**Job**
Reproduce each line bearing the word "dieses".

**Records**

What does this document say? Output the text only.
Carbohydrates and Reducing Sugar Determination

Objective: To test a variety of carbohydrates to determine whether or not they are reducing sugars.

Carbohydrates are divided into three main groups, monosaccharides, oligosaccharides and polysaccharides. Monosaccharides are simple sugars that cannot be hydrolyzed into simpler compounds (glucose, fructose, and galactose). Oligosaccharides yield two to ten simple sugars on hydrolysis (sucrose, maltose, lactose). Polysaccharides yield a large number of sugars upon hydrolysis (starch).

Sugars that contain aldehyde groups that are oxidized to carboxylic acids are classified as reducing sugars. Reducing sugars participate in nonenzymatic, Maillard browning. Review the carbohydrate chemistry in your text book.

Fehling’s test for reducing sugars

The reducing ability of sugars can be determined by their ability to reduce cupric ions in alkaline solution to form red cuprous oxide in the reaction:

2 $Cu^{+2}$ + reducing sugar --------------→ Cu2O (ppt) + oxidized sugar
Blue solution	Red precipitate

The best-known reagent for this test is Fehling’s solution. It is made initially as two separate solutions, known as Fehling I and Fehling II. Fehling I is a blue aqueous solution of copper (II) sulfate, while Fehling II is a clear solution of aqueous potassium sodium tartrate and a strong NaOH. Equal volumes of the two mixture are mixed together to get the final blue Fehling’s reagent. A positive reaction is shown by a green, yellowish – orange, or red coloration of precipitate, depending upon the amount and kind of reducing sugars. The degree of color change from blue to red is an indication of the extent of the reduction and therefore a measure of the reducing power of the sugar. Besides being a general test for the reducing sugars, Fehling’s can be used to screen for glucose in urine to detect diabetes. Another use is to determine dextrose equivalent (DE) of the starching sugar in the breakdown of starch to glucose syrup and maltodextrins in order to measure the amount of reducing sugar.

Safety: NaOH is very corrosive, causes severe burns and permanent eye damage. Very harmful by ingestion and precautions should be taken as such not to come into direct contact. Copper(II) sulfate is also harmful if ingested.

==

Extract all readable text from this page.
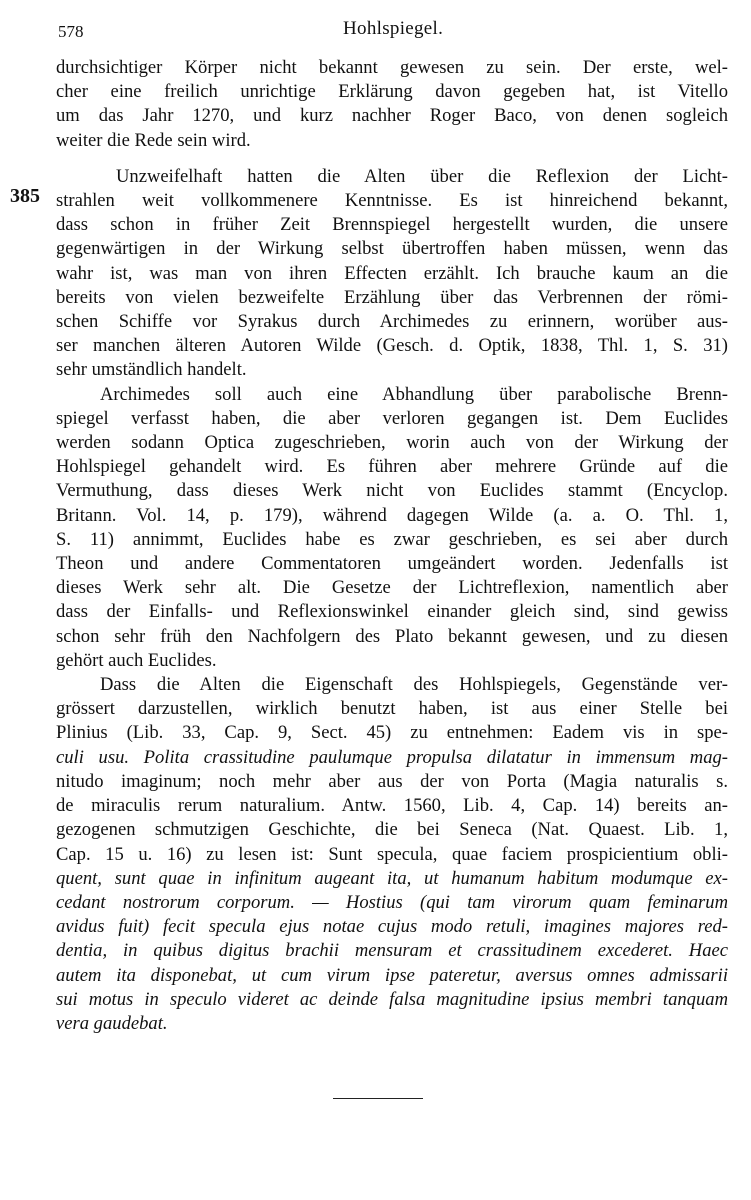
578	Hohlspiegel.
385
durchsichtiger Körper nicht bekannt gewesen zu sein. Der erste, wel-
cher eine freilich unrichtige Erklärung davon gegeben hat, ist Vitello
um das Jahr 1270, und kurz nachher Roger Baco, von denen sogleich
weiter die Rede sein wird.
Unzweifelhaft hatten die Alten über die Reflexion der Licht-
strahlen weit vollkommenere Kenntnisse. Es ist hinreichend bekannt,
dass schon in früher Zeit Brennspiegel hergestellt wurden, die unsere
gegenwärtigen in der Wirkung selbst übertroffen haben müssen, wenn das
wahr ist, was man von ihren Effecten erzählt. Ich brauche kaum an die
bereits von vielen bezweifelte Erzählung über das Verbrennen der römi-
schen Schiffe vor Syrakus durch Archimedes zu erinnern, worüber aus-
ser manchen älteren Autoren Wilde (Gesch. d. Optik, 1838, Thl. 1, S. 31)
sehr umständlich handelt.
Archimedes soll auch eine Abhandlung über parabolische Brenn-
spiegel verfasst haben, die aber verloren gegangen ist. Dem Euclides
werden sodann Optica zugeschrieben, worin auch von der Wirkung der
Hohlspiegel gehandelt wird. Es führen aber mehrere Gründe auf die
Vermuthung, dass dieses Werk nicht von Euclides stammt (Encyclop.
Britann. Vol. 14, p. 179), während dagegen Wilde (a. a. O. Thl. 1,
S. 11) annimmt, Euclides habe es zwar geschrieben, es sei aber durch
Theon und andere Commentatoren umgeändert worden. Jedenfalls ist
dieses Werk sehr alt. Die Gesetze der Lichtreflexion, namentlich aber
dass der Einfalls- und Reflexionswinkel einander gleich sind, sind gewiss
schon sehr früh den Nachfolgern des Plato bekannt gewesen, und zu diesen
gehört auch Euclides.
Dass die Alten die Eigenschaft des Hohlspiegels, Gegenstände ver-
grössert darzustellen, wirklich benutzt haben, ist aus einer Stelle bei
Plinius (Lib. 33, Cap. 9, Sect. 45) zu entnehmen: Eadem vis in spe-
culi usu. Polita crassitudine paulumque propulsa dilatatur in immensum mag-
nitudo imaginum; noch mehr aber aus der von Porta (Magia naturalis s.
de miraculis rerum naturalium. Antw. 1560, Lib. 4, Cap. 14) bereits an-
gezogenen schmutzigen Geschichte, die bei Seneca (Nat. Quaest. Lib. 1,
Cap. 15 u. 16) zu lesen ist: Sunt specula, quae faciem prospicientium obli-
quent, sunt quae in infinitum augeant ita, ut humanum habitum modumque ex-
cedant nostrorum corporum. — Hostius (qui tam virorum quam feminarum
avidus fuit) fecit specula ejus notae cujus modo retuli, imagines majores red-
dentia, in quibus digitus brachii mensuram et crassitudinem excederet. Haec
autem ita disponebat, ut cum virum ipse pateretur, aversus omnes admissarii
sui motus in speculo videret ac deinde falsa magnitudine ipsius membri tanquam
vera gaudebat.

==

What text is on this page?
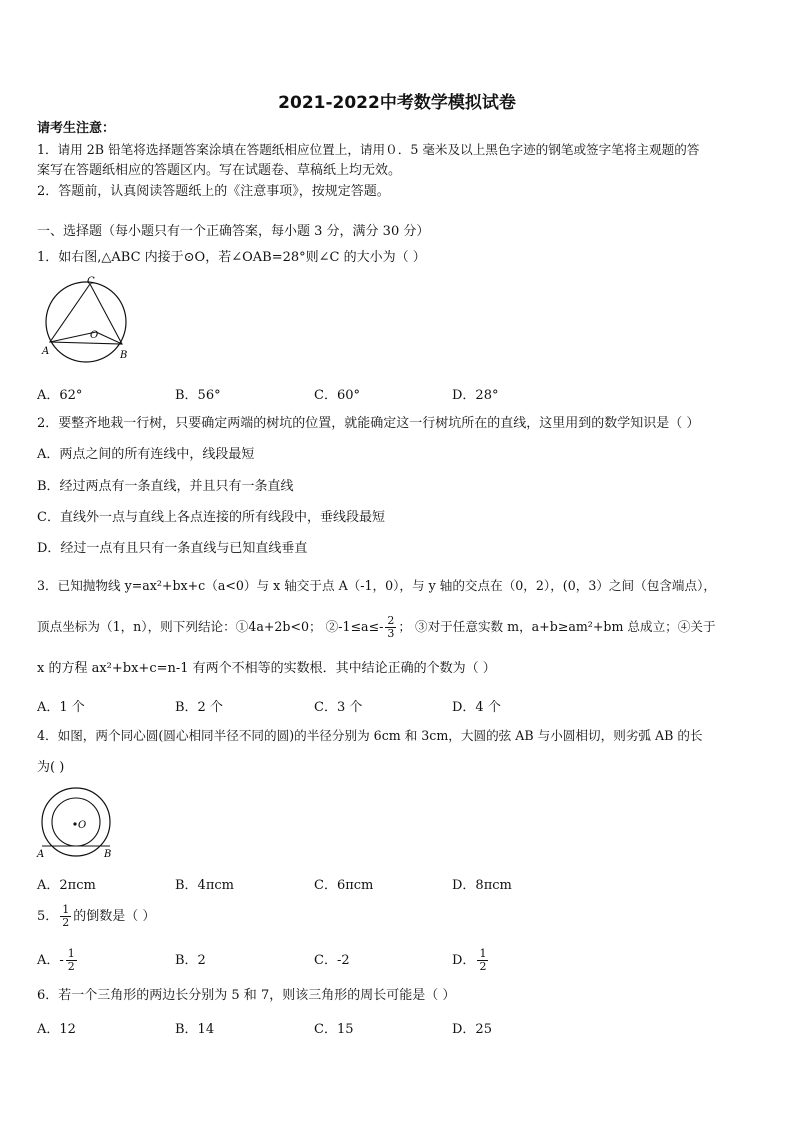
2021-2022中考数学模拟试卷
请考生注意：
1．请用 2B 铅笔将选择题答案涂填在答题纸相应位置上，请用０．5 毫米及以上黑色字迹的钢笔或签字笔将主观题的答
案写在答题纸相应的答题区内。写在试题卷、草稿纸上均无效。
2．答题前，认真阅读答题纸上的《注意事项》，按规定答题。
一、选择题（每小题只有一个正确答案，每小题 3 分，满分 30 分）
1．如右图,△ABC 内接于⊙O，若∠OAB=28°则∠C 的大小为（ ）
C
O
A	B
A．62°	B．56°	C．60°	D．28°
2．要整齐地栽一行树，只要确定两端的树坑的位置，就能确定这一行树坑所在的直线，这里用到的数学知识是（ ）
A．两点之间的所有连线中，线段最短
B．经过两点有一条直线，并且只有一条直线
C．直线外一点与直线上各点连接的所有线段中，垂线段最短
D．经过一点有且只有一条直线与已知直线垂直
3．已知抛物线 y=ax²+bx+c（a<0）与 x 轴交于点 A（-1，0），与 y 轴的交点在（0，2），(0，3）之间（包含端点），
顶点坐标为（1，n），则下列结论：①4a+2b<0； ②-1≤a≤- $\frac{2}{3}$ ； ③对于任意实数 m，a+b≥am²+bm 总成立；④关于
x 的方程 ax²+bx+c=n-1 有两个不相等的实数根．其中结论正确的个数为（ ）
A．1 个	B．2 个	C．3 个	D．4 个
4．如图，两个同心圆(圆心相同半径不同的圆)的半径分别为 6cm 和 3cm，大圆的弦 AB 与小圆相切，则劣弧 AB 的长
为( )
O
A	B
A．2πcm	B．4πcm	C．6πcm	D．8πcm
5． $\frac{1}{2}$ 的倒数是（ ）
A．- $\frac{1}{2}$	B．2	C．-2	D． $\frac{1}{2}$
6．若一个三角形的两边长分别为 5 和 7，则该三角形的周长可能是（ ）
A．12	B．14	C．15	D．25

**In response**
Vermuthung, dass dieses Werk nicht von Euclides stammt (Encyclop.
dieses Werk sehr alt. Die Gesetze der Lichtreflexion, namentlich aber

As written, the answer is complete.